▶ DATA LINES
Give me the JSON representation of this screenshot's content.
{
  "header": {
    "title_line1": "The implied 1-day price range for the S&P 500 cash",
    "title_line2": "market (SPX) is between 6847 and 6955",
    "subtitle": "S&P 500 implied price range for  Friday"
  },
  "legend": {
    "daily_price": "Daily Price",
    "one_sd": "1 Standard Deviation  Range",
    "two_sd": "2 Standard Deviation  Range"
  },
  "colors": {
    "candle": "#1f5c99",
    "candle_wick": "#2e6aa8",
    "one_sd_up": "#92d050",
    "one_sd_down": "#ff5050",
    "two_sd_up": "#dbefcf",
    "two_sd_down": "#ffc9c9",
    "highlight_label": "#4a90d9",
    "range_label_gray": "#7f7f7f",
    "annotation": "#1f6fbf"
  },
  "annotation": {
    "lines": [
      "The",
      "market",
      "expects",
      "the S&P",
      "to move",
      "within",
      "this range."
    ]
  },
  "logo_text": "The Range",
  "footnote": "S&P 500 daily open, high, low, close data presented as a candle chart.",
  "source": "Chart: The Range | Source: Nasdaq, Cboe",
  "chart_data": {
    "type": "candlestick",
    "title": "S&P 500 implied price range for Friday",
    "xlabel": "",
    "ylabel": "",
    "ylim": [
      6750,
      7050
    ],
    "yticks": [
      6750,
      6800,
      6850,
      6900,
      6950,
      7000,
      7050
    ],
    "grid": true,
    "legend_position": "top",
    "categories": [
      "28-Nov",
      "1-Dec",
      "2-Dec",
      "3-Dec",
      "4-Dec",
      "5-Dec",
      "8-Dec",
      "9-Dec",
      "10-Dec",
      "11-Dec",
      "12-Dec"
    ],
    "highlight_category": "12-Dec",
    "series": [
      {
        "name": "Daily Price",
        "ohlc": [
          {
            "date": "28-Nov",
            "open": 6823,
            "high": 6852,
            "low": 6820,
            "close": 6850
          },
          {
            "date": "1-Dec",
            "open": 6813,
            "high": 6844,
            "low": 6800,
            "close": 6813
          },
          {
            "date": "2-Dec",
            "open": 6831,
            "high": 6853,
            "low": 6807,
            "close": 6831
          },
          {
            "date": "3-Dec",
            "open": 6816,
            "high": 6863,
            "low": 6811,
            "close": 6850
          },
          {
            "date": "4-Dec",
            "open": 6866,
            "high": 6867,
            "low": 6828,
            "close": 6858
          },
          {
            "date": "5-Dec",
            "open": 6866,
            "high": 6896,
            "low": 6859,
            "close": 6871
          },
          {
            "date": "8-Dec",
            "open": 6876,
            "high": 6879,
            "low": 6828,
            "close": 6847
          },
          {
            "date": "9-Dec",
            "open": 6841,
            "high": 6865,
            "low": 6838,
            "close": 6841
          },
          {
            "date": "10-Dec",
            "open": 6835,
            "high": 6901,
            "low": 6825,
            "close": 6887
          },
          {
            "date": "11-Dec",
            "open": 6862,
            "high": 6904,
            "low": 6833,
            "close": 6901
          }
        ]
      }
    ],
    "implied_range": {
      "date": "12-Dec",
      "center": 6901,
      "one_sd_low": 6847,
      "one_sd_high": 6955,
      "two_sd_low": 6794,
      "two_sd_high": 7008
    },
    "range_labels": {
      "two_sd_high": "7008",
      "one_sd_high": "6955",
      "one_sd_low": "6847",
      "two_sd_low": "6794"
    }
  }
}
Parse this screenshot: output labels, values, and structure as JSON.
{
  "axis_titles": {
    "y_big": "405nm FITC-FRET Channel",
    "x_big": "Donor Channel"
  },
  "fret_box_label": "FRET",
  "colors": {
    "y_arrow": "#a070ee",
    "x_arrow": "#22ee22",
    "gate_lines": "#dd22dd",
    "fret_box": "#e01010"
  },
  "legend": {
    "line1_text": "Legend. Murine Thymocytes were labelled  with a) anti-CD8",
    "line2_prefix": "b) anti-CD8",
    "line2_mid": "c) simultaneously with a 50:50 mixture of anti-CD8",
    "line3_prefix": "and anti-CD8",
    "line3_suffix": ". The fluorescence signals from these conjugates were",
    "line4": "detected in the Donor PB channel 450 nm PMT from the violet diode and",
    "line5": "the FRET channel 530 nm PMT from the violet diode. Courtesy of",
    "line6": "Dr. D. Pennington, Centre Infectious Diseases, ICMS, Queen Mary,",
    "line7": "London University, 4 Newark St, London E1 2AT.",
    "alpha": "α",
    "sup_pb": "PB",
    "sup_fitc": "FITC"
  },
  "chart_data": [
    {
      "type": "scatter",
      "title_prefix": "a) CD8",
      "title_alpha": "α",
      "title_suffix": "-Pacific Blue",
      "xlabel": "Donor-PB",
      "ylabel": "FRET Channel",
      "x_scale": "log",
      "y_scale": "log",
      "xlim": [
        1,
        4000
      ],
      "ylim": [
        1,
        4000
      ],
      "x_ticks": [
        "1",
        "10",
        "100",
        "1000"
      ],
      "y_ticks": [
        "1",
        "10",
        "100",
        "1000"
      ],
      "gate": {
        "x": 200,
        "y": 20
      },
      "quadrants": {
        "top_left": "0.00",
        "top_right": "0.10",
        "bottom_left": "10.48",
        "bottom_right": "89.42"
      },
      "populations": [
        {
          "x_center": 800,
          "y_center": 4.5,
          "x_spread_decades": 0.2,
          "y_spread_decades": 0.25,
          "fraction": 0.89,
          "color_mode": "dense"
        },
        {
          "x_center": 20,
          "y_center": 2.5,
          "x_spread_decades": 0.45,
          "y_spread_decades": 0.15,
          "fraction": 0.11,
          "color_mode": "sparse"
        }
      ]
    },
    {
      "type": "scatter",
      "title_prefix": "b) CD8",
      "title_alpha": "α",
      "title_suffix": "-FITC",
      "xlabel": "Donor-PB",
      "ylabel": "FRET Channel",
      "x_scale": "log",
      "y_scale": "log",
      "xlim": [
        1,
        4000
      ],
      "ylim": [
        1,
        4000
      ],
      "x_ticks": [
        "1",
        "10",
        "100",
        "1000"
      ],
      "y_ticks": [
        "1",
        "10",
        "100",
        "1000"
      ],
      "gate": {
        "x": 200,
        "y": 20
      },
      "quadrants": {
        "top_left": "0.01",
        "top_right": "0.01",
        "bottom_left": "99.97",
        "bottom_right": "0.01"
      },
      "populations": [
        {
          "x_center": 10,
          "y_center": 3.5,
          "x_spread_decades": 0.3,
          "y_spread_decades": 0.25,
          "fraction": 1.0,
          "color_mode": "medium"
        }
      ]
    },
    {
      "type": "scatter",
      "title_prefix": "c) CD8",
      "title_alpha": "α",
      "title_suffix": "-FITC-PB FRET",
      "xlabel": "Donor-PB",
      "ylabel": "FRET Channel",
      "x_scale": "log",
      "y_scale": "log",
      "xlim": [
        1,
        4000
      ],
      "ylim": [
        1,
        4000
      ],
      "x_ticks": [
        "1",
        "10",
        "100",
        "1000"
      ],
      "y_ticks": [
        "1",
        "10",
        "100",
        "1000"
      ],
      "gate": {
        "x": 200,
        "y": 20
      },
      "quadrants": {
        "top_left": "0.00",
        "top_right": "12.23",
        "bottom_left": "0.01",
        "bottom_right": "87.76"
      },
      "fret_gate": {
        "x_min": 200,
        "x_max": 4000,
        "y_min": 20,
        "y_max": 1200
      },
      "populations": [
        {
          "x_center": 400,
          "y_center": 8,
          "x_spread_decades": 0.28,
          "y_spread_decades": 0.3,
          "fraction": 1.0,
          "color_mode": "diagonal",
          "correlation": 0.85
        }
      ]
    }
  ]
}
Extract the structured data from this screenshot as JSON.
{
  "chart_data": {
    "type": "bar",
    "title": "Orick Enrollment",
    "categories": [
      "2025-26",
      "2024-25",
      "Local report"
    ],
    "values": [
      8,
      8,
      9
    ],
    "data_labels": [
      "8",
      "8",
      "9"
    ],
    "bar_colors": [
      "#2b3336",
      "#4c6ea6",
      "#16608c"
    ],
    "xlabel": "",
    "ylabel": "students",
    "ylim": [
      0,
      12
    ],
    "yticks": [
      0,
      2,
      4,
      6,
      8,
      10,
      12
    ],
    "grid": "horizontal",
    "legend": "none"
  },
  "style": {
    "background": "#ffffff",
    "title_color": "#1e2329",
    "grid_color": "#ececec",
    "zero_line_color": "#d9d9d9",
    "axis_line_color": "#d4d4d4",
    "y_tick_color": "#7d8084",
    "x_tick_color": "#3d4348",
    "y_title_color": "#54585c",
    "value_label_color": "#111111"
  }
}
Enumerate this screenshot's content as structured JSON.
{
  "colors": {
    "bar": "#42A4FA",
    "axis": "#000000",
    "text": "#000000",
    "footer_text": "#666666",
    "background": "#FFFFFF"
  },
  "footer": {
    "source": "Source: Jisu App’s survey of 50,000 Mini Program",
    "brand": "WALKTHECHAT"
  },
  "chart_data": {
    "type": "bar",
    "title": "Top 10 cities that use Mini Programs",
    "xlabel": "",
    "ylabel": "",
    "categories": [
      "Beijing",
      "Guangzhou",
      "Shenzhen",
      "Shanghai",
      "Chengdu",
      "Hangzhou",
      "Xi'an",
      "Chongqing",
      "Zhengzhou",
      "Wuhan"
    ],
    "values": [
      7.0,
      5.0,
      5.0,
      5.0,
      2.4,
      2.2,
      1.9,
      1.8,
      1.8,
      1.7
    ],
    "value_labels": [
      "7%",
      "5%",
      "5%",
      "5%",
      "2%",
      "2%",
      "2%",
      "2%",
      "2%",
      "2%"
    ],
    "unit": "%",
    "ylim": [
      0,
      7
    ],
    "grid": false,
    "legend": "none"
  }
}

▶ GOAL
Using the records above, list each line that includes "Friday".

▶ SOLUTION FOR THIS TASK
    "subtitle": "S&P 500 implied price range for  Friday"
    "title": "S&P 500 implied price range for Friday",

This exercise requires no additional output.